▼▼▼
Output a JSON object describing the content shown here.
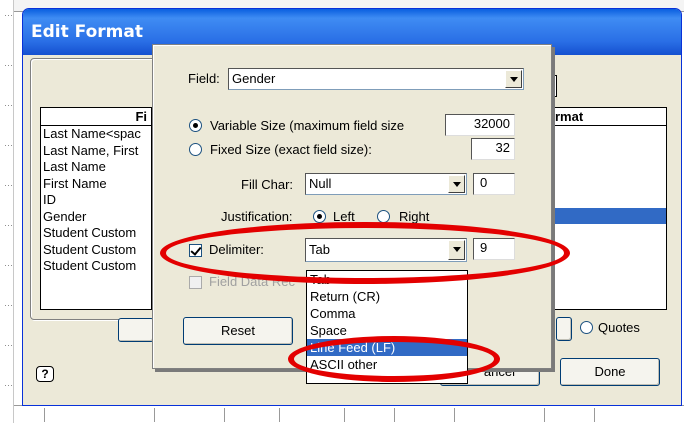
{
  "dialog": {
    "title": "Edit Format"
  },
  "fields_list": {
    "header": "Fi",
    "rows": [
      "Last Name<spac",
      "Last Name, First",
      "Last Name",
      "First Name",
      "ID",
      "Gender",
      "Student Custom",
      "Student Custom",
      "Student Custom"
    ]
  },
  "format_list": {
    "header": "rmat"
  },
  "outer_buttons": {
    "done": "Done",
    "one_partial": "one",
    "cancel_partial": "ancel",
    "quotes": "Quotes"
  },
  "inner": {
    "field_label": "Field:",
    "field_value": "Gender",
    "variable_size_label": "Variable Size (maximum field size",
    "variable_size_value": "32000",
    "fixed_size_label": "Fixed Size (exact field size):",
    "fixed_size_value": "32",
    "fill_char_label": "Fill Char:",
    "fill_char_value": "Null",
    "fill_char_code": "0",
    "justification_label": "Justification:",
    "left_label": "Left",
    "right_label": "Right",
    "delimiter_label": "Delimiter:",
    "delimiter_value": "Tab",
    "delimiter_code": "9",
    "field_data_label": "Field Data Rec",
    "reset_label": "Reset"
  },
  "dropdown": {
    "items": [
      "Tab",
      "Return (CR)",
      "Comma",
      "Space",
      "Line Feed (LF)",
      "ASCII other"
    ],
    "selected": "Line Feed (LF)"
  },
  "colors": {
    "highlight": "#316ac5",
    "annotation": "#e30000",
    "titlebar": "#2a6fe6"
  }
}
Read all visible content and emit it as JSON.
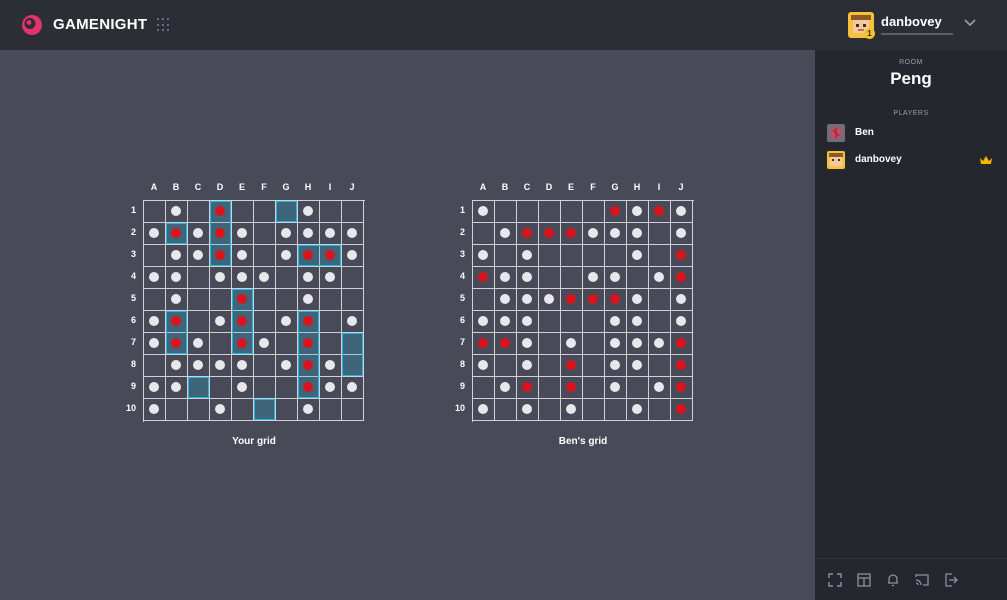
{
  "app": {
    "name": "GAMENIGHT"
  },
  "user": {
    "name": "danbovey",
    "level": "1"
  },
  "room": {
    "label": "ROOM",
    "name": "Peng"
  },
  "players": {
    "label": "PLAYERS",
    "items": [
      {
        "name": "Ben",
        "avatar": "ben-avatar",
        "host": false
      },
      {
        "name": "danbovey",
        "avatar": "danbovey-avatar",
        "host": true
      }
    ]
  },
  "columns": [
    "A",
    "B",
    "C",
    "D",
    "E",
    "F",
    "G",
    "H",
    "I",
    "J"
  ],
  "rows": [
    "1",
    "2",
    "3",
    "4",
    "5",
    "6",
    "7",
    "8",
    "9",
    "10"
  ],
  "your_grid": {
    "title": "Your grid",
    "ships": [
      "D1:D3",
      "G1:G1",
      "B2:B2",
      "H3:I3",
      "E5:E7",
      "B6:B7",
      "H6:H9",
      "J7:J8",
      "C9:C9",
      "F10:F10"
    ],
    "misses": [
      "B1",
      "H1",
      "A2",
      "C2",
      "E2",
      "G2",
      "H2",
      "I2",
      "J2",
      "B3",
      "C3",
      "E3",
      "G3",
      "J3",
      "A4",
      "B4",
      "D4",
      "E4",
      "F4",
      "H4",
      "I4",
      "B5",
      "H5",
      "A6",
      "D6",
      "G6",
      "J6",
      "A7",
      "C7",
      "F7",
      "B8",
      "C8",
      "D8",
      "E8",
      "G8",
      "I8",
      "A9",
      "B9",
      "E9",
      "I9",
      "J9",
      "A10",
      "D10",
      "H10"
    ],
    "hits": [
      "D1",
      "B2",
      "D2",
      "D3",
      "H3",
      "I3",
      "E5",
      "B6",
      "E6",
      "H6",
      "B7",
      "E7",
      "H7",
      "H8",
      "H9"
    ]
  },
  "ben_grid": {
    "title": "Ben's grid",
    "misses": [
      "A1",
      "H1",
      "J1",
      "B2",
      "F2",
      "G2",
      "H2",
      "J2",
      "A3",
      "C3",
      "H3",
      "B4",
      "C4",
      "F4",
      "G4",
      "I4",
      "B5",
      "C5",
      "D5",
      "H5",
      "J5",
      "A6",
      "B6",
      "C6",
      "G6",
      "H6",
      "J6",
      "C7",
      "E7",
      "G7",
      "H7",
      "I7",
      "A8",
      "C8",
      "G8",
      "H8",
      "B9",
      "G9",
      "I9",
      "A10",
      "C10",
      "E10",
      "H10"
    ],
    "hits": [
      "G1",
      "I1",
      "C2",
      "D2",
      "E2",
      "J3",
      "A4",
      "J4",
      "E5",
      "F5",
      "G5",
      "A7",
      "B7",
      "J7",
      "E8",
      "J8",
      "C9",
      "E9",
      "J9",
      "J10"
    ]
  }
}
▲▲▲
State how many lines hold the word "content". The number is the whole answer.

## Complete output
2